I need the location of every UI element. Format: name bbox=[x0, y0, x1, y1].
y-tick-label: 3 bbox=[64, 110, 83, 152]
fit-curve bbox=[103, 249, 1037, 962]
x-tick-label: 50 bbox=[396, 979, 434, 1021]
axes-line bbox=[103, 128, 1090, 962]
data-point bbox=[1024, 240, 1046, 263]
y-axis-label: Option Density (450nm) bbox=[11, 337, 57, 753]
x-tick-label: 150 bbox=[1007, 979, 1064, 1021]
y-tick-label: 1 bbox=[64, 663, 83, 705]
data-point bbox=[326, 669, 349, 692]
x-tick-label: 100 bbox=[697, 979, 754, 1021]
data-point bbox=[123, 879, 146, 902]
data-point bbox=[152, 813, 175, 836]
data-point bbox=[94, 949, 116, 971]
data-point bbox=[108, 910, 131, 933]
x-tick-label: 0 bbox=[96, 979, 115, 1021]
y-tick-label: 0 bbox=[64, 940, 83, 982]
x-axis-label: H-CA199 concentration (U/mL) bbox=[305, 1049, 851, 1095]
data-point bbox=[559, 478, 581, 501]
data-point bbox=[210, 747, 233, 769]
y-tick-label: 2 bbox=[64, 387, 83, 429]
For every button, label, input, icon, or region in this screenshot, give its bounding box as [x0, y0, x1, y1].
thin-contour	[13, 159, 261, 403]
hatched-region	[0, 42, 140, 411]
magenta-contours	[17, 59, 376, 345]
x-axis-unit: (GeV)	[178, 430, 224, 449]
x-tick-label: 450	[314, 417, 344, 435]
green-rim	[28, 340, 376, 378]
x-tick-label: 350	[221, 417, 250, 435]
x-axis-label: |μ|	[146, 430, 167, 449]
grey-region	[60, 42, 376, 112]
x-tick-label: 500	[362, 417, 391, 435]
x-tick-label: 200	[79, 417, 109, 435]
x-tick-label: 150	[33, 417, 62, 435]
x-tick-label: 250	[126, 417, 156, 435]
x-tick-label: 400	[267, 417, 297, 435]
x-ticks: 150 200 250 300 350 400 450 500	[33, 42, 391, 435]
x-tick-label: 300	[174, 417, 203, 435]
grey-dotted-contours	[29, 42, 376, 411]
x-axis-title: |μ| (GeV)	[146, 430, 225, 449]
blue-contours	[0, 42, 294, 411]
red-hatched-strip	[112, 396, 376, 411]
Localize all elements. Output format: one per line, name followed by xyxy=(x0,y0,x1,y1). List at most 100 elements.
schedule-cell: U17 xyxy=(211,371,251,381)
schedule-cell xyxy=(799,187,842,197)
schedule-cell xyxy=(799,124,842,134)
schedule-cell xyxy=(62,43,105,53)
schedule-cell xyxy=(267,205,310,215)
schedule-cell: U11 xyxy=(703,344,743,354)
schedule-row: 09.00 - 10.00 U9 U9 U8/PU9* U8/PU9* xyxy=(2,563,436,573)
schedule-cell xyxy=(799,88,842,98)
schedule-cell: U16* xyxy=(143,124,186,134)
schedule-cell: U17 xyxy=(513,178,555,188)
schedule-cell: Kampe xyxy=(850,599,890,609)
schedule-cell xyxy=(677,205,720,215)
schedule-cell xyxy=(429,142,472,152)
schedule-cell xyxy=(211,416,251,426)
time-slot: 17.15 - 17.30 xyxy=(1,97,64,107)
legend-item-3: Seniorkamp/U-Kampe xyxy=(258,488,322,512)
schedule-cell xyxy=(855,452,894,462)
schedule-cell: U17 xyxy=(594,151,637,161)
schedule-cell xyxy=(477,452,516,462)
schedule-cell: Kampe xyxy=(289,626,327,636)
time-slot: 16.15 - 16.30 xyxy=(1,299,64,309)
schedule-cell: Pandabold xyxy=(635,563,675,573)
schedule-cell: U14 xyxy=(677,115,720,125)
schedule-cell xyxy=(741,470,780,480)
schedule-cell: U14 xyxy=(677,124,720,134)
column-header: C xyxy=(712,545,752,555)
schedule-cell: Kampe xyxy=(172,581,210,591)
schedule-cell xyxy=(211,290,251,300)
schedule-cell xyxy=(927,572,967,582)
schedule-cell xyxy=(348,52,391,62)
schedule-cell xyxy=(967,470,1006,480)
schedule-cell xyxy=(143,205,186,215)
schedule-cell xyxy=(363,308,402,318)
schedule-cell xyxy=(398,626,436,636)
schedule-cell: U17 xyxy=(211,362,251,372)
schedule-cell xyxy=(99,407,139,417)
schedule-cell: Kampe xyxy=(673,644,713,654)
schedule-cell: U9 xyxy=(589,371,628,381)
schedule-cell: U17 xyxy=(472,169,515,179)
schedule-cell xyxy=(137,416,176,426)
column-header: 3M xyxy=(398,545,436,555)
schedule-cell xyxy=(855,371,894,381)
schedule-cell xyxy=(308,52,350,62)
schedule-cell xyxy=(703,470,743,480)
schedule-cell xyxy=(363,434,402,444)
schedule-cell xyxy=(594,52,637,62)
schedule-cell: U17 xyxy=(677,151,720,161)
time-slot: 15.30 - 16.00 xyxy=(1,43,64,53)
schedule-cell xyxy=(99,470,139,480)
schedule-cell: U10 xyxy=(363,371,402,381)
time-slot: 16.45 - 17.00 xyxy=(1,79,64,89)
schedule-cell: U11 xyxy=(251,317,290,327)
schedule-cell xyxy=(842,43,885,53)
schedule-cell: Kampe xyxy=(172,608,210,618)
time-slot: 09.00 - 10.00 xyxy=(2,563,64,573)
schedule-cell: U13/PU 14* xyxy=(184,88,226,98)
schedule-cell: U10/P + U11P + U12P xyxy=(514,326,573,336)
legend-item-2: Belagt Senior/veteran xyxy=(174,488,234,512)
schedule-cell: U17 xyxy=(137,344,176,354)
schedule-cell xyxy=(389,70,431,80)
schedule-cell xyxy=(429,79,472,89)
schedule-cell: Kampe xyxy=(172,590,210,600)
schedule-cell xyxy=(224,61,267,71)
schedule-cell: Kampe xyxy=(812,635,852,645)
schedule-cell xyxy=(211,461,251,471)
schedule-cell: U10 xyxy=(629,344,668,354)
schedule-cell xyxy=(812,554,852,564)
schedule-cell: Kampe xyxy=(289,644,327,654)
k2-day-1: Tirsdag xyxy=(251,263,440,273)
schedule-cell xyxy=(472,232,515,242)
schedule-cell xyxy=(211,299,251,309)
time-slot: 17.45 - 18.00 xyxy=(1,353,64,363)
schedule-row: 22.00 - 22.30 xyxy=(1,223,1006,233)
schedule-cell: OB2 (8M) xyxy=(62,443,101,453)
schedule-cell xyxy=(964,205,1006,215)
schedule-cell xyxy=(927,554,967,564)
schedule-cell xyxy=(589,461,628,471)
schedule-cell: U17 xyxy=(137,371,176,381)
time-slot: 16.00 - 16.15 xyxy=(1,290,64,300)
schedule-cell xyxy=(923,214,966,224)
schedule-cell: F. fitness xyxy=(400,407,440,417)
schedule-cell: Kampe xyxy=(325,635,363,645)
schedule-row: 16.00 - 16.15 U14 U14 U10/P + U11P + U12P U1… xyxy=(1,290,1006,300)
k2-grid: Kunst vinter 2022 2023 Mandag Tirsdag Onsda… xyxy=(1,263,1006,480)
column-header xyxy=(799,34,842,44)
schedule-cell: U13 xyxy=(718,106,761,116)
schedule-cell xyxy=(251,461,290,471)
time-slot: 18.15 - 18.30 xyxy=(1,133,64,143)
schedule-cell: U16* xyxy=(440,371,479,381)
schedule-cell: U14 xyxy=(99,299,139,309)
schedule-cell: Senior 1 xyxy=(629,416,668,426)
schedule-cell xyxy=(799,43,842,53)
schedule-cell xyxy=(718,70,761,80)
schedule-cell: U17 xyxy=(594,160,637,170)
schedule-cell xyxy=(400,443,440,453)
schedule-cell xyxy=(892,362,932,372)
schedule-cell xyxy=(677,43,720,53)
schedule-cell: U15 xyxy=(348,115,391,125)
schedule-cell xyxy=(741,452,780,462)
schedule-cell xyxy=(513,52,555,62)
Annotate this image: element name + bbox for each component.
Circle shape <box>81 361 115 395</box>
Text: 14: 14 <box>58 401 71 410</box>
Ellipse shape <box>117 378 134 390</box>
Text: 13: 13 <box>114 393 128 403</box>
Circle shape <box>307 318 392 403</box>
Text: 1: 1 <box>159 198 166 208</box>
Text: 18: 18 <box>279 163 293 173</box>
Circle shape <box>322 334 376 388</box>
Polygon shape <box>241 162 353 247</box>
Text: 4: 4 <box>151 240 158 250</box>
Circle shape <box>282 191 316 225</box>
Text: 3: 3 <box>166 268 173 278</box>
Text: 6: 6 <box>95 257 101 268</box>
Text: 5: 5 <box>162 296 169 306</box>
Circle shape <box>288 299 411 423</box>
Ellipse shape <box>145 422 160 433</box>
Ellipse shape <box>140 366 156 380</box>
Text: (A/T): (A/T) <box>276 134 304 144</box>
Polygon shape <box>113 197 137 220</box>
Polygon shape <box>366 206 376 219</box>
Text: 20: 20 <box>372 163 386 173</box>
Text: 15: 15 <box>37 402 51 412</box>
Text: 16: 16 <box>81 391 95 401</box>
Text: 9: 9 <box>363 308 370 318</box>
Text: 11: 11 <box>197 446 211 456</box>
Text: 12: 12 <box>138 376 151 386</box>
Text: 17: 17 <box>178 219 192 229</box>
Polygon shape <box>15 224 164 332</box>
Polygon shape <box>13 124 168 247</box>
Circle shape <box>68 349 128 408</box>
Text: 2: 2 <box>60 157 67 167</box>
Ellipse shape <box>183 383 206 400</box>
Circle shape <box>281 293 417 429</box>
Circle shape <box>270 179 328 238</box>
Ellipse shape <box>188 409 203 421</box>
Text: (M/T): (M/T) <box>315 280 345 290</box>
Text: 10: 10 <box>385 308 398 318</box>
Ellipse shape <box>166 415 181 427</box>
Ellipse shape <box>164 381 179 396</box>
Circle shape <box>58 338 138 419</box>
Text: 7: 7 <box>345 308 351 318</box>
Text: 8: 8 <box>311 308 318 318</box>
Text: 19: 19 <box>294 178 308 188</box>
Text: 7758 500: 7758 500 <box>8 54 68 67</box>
———
**EXERCISE DIRECTIONS**
Count the lines in the entries that contain the string "point". Give only the number.

**SOLVED EXERCISE**
8